▸ **SUPPLIED TEXT**:
□ □ □ □

In [2]:
! pip install flair

Defaulting to user installation because normal site-packages is not writeable
Collecting flair
  Using cached flair-0.13.1-py3-none-any.whl.metadata (12 kB)
Collecting boto3>=1.20.27 (from flair)
  Downloading boto3-1.34.57-py3-none-any.whl.metadata (6.6 kB)
Collecting bpemb>=0.3.2 (from flair)
  Using cached bpemb-0.3.4-py3-none-any.whl.metadata (19 kB)
Collecting conllu>=4.0 (from flair)
  Using cached conllu-4.5.3-py2.py3-none-any.whl.metadata (19 kB)
Collecting deprecated>=1.2.13 (from flair)
  Using cached Deprecated-1.2.14-py2.py3-none-any.whl.metadata (5.4 kB)
Collecting ftfy>=6.1.0 (from flair)
  Using cached ftfy-6.1.3-py3-none-any.whl.metadata (6.2 kB)
Collecting gdown>=4.4.0 (from flair)
  Using cached gdown-5.1.0-py3-none-any.whl.metadata (5.7 kB)
Collecting gensim>=4.2.0 (from flair)
  Downloading gensim-4.3.2-cp39-cp39-macosx_11_0_arm64.whl.metadata (8.5 kB)
Collecting huggingface-hub>=0.10.0 (from flair)
  Downloading huggingface_hub-0.21.4-py3-none-any.whl.metadata (13 

Flair uses PyTorch/TensorFlow in under the hood, so it's essential that you also have one of the two libraries (or both) installed.

In [3]:
import flair
#english language model for sentiment analysis
model = flair.models.TextClassifier.load('en-sentiment')

  from .autonotebook import tqdm as notebook_tqdm


Our next step is to tokenize input text. For this we use the Flair Sentence object, which we initialize by passing our text into it:

In [4]:
text = "I like you. I love you"  # we are expecting a confidently positive sentiment here

sentence = flair.data.Sentence(text)

□ □ □ □

▸ **YOUR TASKS**:
A. According to the Flair notebook, which Flair object is used to tokenize the input text?
B. Please copy a passage from the Flair notebook word for word, starting at the words "Downloading boto3-1.34.57-py3-none-any.whl.metadata (6.6" and ending after "deprecated>=1.2.13 (from flair)".
C. Extend the Flair notebook past its final line.

▸ **ENTRIES SHOWN**:
□ □ □ □

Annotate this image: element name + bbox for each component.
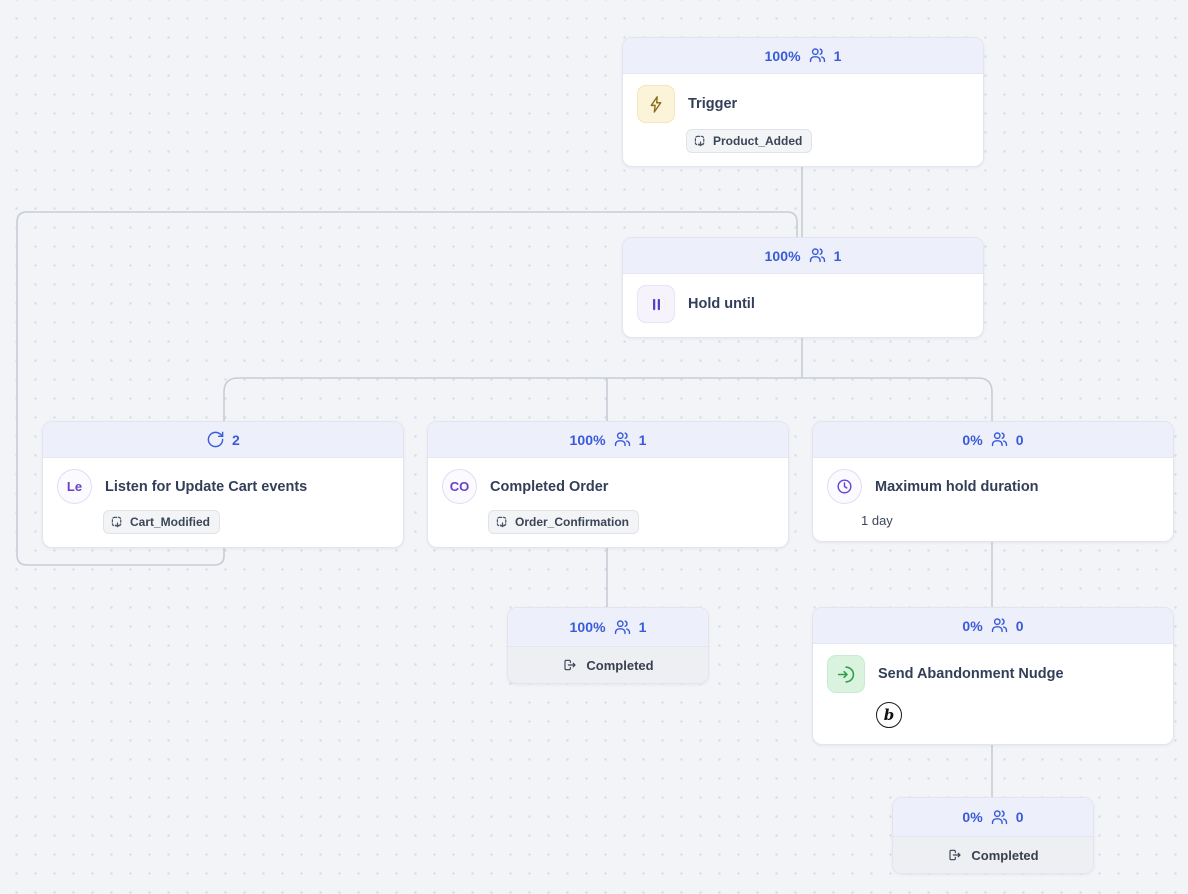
exit-label-row: Completed [893, 837, 1093, 873]
users-icon [990, 808, 1009, 827]
node-title: Listen for Update Cart events [105, 479, 307, 495]
selection-icon [111, 516, 124, 529]
percent-stat: 100% [569, 619, 605, 635]
node-exit-completed-nudge[interactable]: 0% 0 Completed [892, 797, 1094, 874]
selection-icon [496, 516, 509, 529]
node-stats-header: 2 [43, 422, 403, 458]
node-title: Completed Order [490, 479, 608, 495]
event-badge: Cart_Modified [103, 510, 220, 534]
node-stats-header: 100% 1 [623, 38, 983, 74]
node-title: Maximum hold duration [875, 479, 1039, 495]
node-trigger[interactable]: 100% 1 Trigger Product_Added [622, 37, 984, 167]
event-badge: Order_Confirmation [488, 510, 639, 534]
percent-stat: 0% [962, 809, 982, 825]
selection-icon [694, 135, 707, 148]
journey-canvas: 100% 1 Trigger Product_Added 100% [0, 0, 1188, 894]
exit-label: Completed [971, 848, 1038, 863]
count-stat: 1 [834, 48, 842, 64]
lightning-icon [637, 85, 675, 123]
count-stat: 0 [1016, 618, 1024, 634]
count-stat: 0 [1016, 809, 1024, 825]
refresh-icon [206, 430, 225, 449]
node-send-abandonment-nudge[interactable]: 0% 0 Send Abandonment Nudge b [812, 607, 1174, 745]
node-listen-cart-events[interactable]: 2 Le Listen for Update Cart events Cart_… [42, 421, 404, 548]
enter-arrow-icon [827, 655, 865, 693]
count-stat: 1 [834, 248, 842, 264]
count-stat: 1 [639, 432, 647, 448]
braze-channel-icon: b [876, 702, 902, 728]
percent-stat: 0% [962, 618, 982, 634]
users-icon [613, 618, 632, 637]
event-badge: Product_Added [686, 129, 812, 153]
avatar-co: CO [442, 469, 477, 504]
node-stats-header: 100% 1 [508, 608, 708, 647]
percent-stat: 100% [764, 248, 800, 264]
users-icon [990, 616, 1009, 635]
avatar-le: Le [57, 469, 92, 504]
count-stat: 2 [232, 432, 240, 448]
node-stats-header: 0% 0 [813, 608, 1173, 644]
users-icon [808, 46, 827, 65]
count-stat: 1 [639, 619, 647, 635]
exit-label: Completed [586, 658, 653, 673]
percent-stat: 100% [569, 432, 605, 448]
node-title: Hold until [688, 296, 755, 312]
users-icon [990, 430, 1009, 449]
pause-icon [637, 285, 675, 323]
clock-icon [827, 469, 862, 504]
node-completed-order[interactable]: 100% 1 CO Completed Order Order_Confirma… [427, 421, 789, 548]
node-max-hold-duration[interactable]: 0% 0 Maximum hold duration 1 day [812, 421, 1174, 542]
exit-icon [947, 847, 963, 863]
hold-duration-value: 1 day [861, 513, 1159, 528]
exit-label-row: Completed [508, 647, 708, 683]
node-stats-header: 0% 0 [893, 798, 1093, 837]
node-hold-until[interactable]: 100% 1 Hold until [622, 237, 984, 338]
exit-icon [562, 657, 578, 673]
node-title: Trigger [688, 96, 737, 112]
percent-stat: 0% [962, 432, 982, 448]
node-stats-header: 0% 0 [813, 422, 1173, 458]
count-stat: 0 [1016, 432, 1024, 448]
users-icon [808, 246, 827, 265]
node-stats-header: 100% 1 [623, 238, 983, 274]
users-icon [613, 430, 632, 449]
node-stats-header: 100% 1 [428, 422, 788, 458]
node-title: Send Abandonment Nudge [878, 666, 1064, 682]
node-exit-completed-order[interactable]: 100% 1 Completed [507, 607, 709, 684]
percent-stat: 100% [764, 48, 800, 64]
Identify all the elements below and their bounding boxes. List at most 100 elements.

□ □ □ □

▸ **EXERCISE RESPONSES**:
A. The Flair Sentence object.

B.
Downloading boto3-1.34.57-py3-none-any.whl.metadata (6.6 kB)
Collecting bpemb>=0.3.2 (from flair)
  Using cached bpemb-0.3.4-py3-none-any.whl.metadata (19 kB)
Collecting conllu>=4.0 (from flair)
  Using cached conllu-4.5.3-py2.py3-none-any.whl.metadata (19 kB)
Collecting deprecated>=1.2.13 (from flair)

C.
sentence

Sentence[7]: "I like you. I love you"

In [5]:
model.predict(sentence)
# The predict method doesn't output our prediction, instead the predictions are added to our sentence:

sentence

Sentence[7]: "I like you. I love you" → POSITIVE (0.9933)

In [6]:
sentence.get_labels()

['Sentence[7]: "I like you. I love you"'/'POSITIVE' (0.9933)]

In [7]:
sentence.get_labels()[0].value

'POSITIVE'

Now let's try with `nft` related posts extracted from the crawler


In [8]:
post = '📊  Fintech Focus 🔎  📢  NFTs - Are Non-Fungible Tokens The Next Big Thing  ⌛️ or Just Hype? Read my latest post  👇 to learn more and share your thoughts/experiences/ideas! #fintech #friday #nfts #nftcommunity #blockchain #cryptocurrency #cryptoexchange #art'
sentence = flair.data.Sentence(post)

sentence

Sentence[52]: "📊  Fintech Focus 🔎  📢  NFTs - Are Non-Fungible Tokens The Next Big Thing  ⌛ or Just Hype? Read my latest post  👇 to learn more and share your thoughts/experiences/ideas! #fintech #friday #nfts #nftcommunity #blockchain #cryptocurrency #cryptoexchange #art"

In [9]:
model.predict(sentence)
sentence.get_labels()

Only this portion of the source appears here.